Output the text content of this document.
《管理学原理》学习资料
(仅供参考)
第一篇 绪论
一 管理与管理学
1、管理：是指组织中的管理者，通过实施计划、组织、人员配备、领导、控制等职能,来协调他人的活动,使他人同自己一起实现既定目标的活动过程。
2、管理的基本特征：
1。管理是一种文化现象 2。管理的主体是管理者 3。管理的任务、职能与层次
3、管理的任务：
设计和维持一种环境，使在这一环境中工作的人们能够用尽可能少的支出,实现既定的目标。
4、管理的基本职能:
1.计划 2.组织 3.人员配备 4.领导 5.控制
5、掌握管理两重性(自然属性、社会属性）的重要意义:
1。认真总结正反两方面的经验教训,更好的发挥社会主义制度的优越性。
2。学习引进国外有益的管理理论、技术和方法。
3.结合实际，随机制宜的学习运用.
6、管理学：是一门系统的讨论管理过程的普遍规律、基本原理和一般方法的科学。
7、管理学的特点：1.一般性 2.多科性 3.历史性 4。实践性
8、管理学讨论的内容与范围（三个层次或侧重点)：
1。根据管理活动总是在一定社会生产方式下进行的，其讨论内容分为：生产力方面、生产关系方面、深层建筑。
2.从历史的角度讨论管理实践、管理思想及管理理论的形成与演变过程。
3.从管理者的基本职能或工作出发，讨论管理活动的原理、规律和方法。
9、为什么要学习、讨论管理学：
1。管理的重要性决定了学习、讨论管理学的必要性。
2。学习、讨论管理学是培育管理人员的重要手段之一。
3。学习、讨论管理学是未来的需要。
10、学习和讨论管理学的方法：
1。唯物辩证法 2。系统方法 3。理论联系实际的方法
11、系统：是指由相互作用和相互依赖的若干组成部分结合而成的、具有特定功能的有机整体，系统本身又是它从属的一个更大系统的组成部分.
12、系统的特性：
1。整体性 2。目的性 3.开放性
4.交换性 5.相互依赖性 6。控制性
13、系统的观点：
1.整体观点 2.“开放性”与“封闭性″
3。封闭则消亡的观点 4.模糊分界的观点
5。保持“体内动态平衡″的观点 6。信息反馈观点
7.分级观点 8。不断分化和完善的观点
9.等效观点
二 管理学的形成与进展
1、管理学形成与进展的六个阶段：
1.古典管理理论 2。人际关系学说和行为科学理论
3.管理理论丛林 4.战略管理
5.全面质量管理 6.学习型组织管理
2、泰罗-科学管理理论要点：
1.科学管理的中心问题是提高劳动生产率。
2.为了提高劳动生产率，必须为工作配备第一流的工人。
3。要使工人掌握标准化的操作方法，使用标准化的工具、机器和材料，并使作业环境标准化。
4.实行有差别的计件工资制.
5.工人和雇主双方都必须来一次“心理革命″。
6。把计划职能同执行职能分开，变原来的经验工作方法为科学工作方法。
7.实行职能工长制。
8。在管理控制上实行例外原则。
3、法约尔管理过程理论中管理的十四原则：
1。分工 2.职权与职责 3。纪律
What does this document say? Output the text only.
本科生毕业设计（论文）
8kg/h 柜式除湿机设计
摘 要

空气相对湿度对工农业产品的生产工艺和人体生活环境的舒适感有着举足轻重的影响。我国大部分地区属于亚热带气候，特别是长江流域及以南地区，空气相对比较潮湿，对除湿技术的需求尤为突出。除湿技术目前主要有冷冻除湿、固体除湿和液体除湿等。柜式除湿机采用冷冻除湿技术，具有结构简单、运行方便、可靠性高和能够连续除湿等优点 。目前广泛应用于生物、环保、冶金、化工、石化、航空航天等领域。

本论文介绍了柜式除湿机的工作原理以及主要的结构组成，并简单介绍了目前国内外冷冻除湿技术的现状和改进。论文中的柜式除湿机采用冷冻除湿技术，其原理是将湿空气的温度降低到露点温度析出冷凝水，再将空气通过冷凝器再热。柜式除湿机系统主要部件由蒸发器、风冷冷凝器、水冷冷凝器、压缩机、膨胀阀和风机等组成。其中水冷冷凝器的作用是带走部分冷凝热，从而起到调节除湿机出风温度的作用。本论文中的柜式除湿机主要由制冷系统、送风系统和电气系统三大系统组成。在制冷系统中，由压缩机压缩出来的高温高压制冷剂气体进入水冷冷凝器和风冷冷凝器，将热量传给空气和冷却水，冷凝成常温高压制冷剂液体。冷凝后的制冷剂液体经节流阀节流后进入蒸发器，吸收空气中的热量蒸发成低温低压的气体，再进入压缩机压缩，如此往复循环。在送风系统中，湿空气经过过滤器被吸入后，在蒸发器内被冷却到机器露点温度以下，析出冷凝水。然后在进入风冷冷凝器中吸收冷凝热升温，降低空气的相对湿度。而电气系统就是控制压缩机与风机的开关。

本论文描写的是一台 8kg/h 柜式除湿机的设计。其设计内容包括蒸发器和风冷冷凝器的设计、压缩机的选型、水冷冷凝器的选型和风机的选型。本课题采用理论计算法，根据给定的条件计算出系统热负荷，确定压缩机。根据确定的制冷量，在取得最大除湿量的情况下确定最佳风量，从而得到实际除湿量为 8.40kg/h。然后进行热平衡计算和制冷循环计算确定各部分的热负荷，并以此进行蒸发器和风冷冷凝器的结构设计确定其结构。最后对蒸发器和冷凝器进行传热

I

# # # #

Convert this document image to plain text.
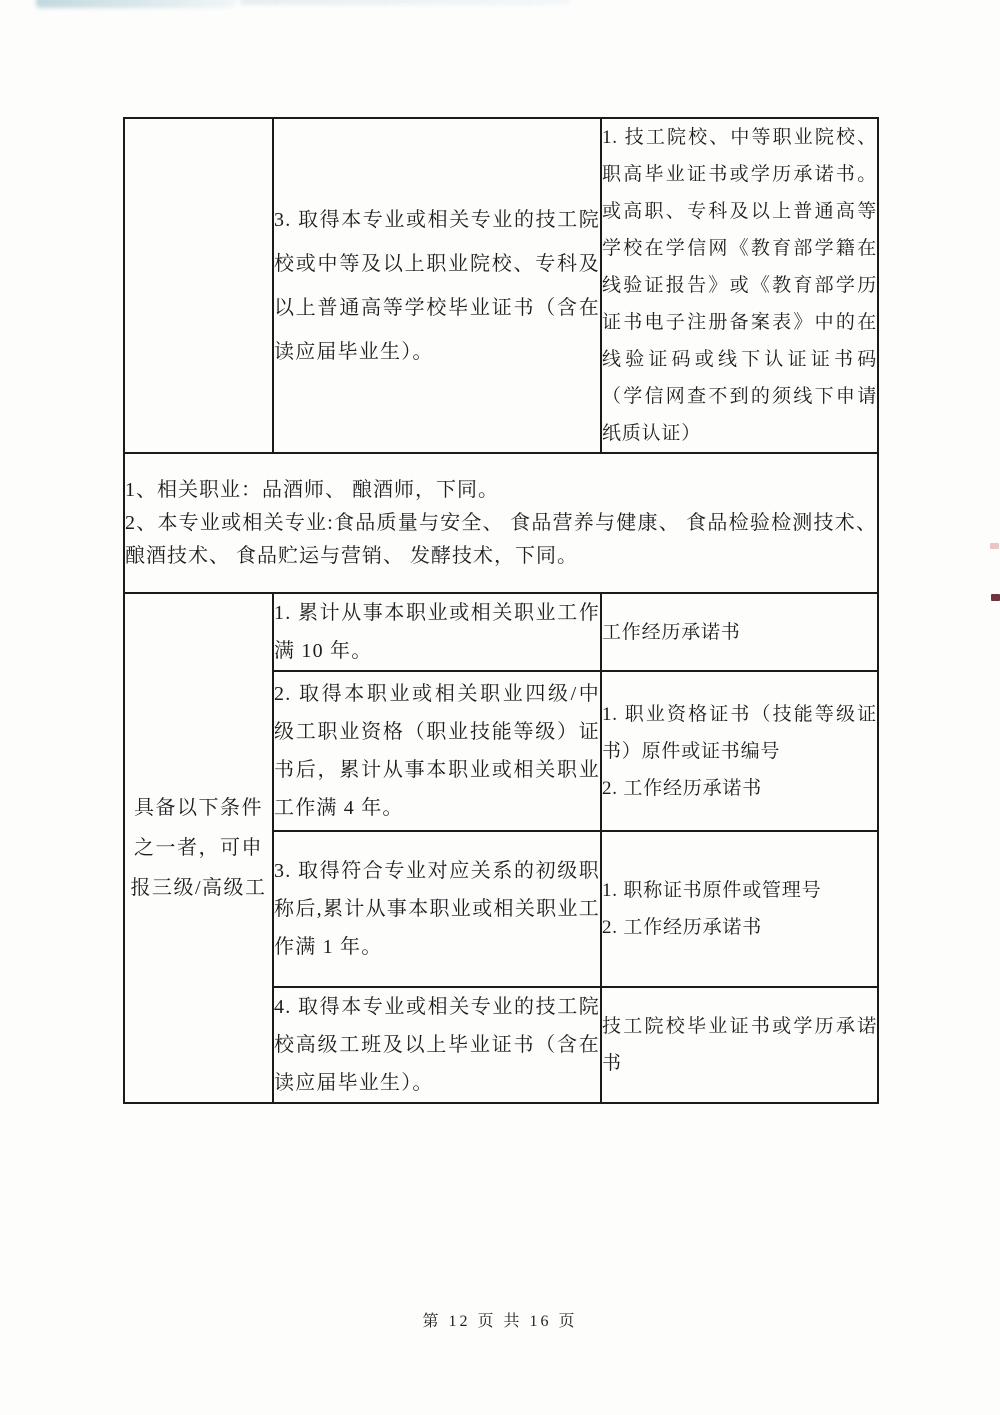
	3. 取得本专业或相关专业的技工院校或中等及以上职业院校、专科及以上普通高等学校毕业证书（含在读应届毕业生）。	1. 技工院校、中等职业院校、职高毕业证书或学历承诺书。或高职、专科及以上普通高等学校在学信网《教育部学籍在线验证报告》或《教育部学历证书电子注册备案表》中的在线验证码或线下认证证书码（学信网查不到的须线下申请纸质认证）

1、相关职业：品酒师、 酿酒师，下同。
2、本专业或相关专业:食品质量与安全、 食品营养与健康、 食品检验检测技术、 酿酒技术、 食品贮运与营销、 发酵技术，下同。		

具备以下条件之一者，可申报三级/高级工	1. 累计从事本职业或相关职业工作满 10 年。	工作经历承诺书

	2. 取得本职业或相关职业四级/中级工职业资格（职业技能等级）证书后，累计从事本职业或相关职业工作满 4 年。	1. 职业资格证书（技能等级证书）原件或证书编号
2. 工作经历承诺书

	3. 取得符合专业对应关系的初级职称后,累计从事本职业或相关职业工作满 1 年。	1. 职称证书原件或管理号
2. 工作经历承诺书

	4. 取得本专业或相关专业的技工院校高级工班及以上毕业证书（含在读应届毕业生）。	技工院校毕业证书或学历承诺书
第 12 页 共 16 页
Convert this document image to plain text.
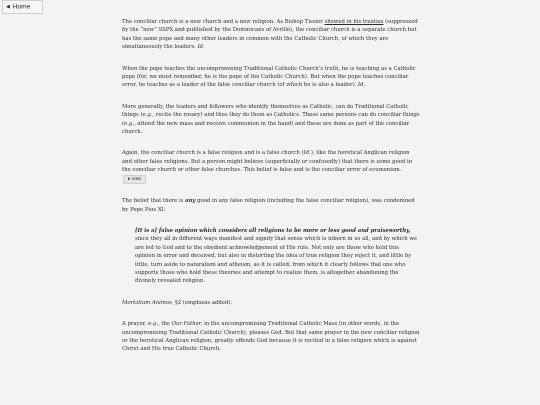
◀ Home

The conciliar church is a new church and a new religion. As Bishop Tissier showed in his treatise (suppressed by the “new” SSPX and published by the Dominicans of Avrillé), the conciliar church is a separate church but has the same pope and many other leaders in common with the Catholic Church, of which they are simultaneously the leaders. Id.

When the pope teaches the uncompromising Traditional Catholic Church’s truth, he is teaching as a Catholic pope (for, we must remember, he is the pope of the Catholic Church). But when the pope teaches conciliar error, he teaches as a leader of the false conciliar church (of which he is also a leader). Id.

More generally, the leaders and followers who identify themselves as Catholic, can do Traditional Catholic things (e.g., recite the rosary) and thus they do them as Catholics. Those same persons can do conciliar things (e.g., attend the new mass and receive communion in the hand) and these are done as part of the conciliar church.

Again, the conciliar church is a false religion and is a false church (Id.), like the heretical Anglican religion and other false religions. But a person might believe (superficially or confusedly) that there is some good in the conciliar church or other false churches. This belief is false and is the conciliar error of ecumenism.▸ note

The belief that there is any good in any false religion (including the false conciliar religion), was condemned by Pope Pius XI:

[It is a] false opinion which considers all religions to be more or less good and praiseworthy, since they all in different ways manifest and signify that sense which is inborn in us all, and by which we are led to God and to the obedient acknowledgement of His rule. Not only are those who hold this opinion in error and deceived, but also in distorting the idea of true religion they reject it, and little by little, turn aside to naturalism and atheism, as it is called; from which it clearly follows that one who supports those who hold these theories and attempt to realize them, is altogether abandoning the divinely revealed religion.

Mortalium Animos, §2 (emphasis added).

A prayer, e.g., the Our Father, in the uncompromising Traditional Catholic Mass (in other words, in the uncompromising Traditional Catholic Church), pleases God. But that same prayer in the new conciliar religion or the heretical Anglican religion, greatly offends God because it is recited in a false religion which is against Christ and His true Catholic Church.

# # # #

Pull out every line above that holds the word "document".

## Finished task:
Output the text content of this document.
What does this document say? Output the text only.
Convert this document image to plain text.
Convert this document image to plain text.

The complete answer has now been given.